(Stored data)
# # # # # # #
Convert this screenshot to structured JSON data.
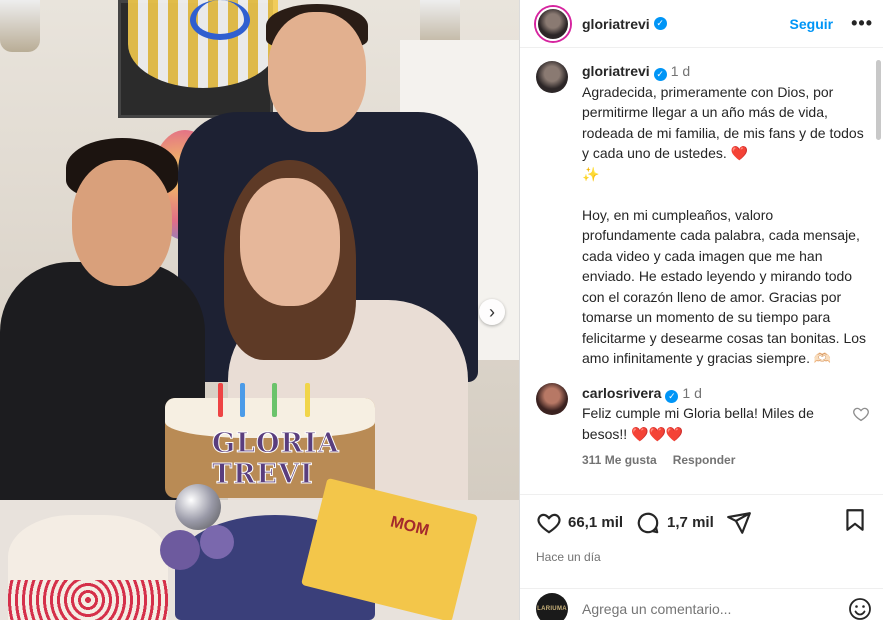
{
  "post": {
    "username": "gloriatrevi",
    "follow_label": "Seguir",
    "more_label": "•••",
    "time_ago": "1 d",
    "caption_p1": "Agradecida, primeramente con Dios, por permitirme llegar a un año más de vida, rodeada de mi familia, de mis fans y de todos y cada uno de ustedes.",
    "caption_p2": "Hoy, en mi cumpleaños, valoro profundamente cada palabra, cada mensaje, cada video y cada imagen que me han enviado. He estado leyendo y mirando todo con el corazón lleno de amor. Gracias por tomarse un momento de su tiempo para felicitarme y desearme cosas tan bonitas. Los amo infinitamente y gracias siempre. 🫶🏻",
    "heart_emoji": "❤️",
    "sparkle_emoji": "✨"
  },
  "photo": {
    "cake_text": "GLORIA TREVI",
    "card_text": "MOM",
    "next_icon": "›"
  },
  "comment": {
    "username": "carlosrivera",
    "time_ago": "1 d",
    "text": "Feliz cumple mi Gloria bella! Miles de besos!!",
    "hearts": "❤️❤️❤️",
    "likes": "311 Me gusta",
    "reply_label": "Responder"
  },
  "actions": {
    "likes_count": "66,1 mil",
    "comments_count": "1,7 mil",
    "posted_ago": "Hace un día"
  },
  "add_comment": {
    "placeholder": "Agrega un comentario..."
  },
  "my_avatar_text": "LARIUMA",
  "colors": {
    "link_blue": "#0095f6",
    "verified_blue": "#0095f6",
    "muted_gray": "#737373",
    "border": "#dbdbdb"
  },
  "icons": [
    "verified-icon",
    "more-icon",
    "heart-icon",
    "comment-icon",
    "share-icon",
    "bookmark-icon",
    "emoji-icon",
    "next-arrow-icon"
  ]
}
# # # # # # #
§ Exercise aim
Give every line back word for word and leave the pictures out.

§ Task solution
Convert this screenshot to structured JSON data.
{
  "post": {
    "username": "gloriatrevi",
    "follow_label": "Seguir",
    "more_label": "•••",
    "time_ago": "1 d",
    "caption_p1": "Agradecida, primeramente con Dios, por permitirme llegar a un año más de vida, rodeada de mi familia, de mis fans y de todos y cada uno de ustedes.",
    "caption_p2": "Hoy, en mi cumpleaños, valoro profundamente cada palabra, cada mensaje, cada video y cada imagen que me han enviado. He estado leyendo y mirando todo con el corazón lleno de amor. Gracias por tomarse un momento de su tiempo para felicitarme y desearme cosas tan bonitas. Los amo infinitamente y gracias siempre. 🫶🏻",
    "heart_emoji": "❤️",
    "sparkle_emoji": "✨"
  },
  "photo": {
    "cake_text": "GLORIA TREVI",
    "card_text": "MOM",
    "next_icon": "›"
  },
  "comment": {
    "username": "carlosrivera",
    "time_ago": "1 d",
    "text": "Feliz cumple mi Gloria bella! Miles de besos!!",
    "hearts": "❤️❤️❤️",
    "likes": "311 Me gusta",
    "reply_label": "Responder"
  },
  "actions": {
    "likes_count": "66,1 mil",
    "comments_count": "1,7 mil",
    "posted_ago": "Hace un día"
  },
  "add_comment": {
    "placeholder": "Agrega un comentario..."
  },
  "my_avatar_text": "LARIUMA",
  "colors": {
    "link_blue": "#0095f6",
    "verified_blue": "#0095f6",
    "muted_gray": "#737373",
    "border": "#dbdbdb"
  },
  "icons": [
    "verified-icon",
    "more-icon",
    "heart-icon",
    "comment-icon",
    "share-icon",
    "bookmark-icon",
    "emoji-icon",
    "next-arrow-icon"
  ]
}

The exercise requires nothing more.